__Exercise goal__: Reproduce all entries verbatim, with nothing added or dropped.
#### Materials provided
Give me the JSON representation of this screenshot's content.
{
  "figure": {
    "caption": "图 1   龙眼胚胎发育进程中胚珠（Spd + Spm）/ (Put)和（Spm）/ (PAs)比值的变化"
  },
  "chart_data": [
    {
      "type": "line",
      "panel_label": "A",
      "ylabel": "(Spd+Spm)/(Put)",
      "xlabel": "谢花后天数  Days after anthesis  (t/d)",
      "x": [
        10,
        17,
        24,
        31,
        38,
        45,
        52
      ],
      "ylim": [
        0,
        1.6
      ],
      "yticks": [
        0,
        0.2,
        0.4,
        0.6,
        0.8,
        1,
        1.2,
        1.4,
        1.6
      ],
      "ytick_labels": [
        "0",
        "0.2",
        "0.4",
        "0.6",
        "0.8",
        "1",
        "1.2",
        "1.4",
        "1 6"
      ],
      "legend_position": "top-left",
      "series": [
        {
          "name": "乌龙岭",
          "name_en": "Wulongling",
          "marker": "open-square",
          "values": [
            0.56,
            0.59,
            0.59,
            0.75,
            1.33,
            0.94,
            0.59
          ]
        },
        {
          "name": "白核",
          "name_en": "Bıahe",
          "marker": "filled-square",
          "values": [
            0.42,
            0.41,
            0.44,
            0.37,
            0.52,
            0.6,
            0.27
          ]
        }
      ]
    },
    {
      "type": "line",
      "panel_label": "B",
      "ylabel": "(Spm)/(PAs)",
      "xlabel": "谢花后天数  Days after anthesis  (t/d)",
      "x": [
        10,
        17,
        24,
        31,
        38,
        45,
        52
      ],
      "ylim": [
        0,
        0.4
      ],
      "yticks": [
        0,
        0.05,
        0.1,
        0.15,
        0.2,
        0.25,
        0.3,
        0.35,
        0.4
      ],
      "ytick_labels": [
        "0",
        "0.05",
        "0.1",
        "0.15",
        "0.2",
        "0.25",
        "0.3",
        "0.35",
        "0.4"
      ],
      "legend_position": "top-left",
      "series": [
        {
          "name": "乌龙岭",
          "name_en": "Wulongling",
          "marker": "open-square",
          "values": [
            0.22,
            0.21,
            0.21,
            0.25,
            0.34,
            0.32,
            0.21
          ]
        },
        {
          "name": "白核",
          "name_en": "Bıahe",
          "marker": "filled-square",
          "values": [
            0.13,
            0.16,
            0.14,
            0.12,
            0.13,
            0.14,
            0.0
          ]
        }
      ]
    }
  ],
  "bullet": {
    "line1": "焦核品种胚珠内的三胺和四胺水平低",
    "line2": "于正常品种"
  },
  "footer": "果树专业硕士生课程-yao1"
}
########
__Solution to the exercise__:
Give me the JSON representation of this screenshot's content.
{
  "figure": {
    "caption": "图 1   龙眼胚胎发育进程中胚珠（Spd + Spm）/ (Put)和（Spm）/ (PAs)比值的变化"
  },
  "chart_data": [
    {
      "type": "line",
      "panel_label": "A",
      "ylabel": "(Spd+Spm)/(Put)",
      "xlabel": "谢花后天数  Days after anthesis  (t/d)",
      "x": [
        10,
        17,
        24,
        31,
        38,
        45,
        52
      ],
      "ylim": [
        0,
        1.6
      ],
      "yticks": [
        0,
        0.2,
        0.4,
        0.6,
        0.8,
        1,
        1.2,
        1.4,
        1.6
      ],
      "ytick_labels": [
        "0",
        "0.2",
        "0.4",
        "0.6",
        "0.8",
        "1",
        "1.2",
        "1.4",
        "1 6"
      ],
      "legend_position": "top-left",
      "series": [
        {
          "name": "乌龙岭",
          "name_en": "Wulongling",
          "marker": "open-square",
          "values": [
            0.56,
            0.59,
            0.59,
            0.75,
            1.33,
            0.94,
            0.59
          ]
        },
        {
          "name": "白核",
          "name_en": "Bıahe",
          "marker": "filled-square",
          "values": [
            0.42,
            0.41,
            0.44,
            0.37,
            0.52,
            0.6,
            0.27
          ]
        }
      ]
    },
    {
      "type": "line",
      "panel_label": "B",
      "ylabel": "(Spm)/(PAs)",
      "xlabel": "谢花后天数  Days after anthesis  (t/d)",
      "x": [
        10,
        17,
        24,
        31,
        38,
        45,
        52
      ],
      "ylim": [
        0,
        0.4
      ],
      "yticks": [
        0,
        0.05,
        0.1,
        0.15,
        0.2,
        0.25,
        0.3,
        0.35,
        0.4
      ],
      "ytick_labels": [
        "0",
        "0.05",
        "0.1",
        "0.15",
        "0.2",
        "0.25",
        "0.3",
        "0.35",
        "0.4"
      ],
      "legend_position": "top-left",
      "series": [
        {
          "name": "乌龙岭",
          "name_en": "Wulongling",
          "marker": "open-square",
          "values": [
            0.22,
            0.21,
            0.21,
            0.25,
            0.34,
            0.32,
            0.21
          ]
        },
        {
          "name": "白核",
          "name_en": "Bıahe",
          "marker": "filled-square",
          "values": [
            0.13,
            0.16,
            0.14,
            0.12,
            0.13,
            0.14,
            0.0
          ]
        }
      ]
    }
  ],
  "bullet": {
    "line1": "焦核品种胚珠内的三胺和四胺水平低",
    "line2": "于正常品种"
  },
  "footer": "果树专业硕士生课程-yao1"
}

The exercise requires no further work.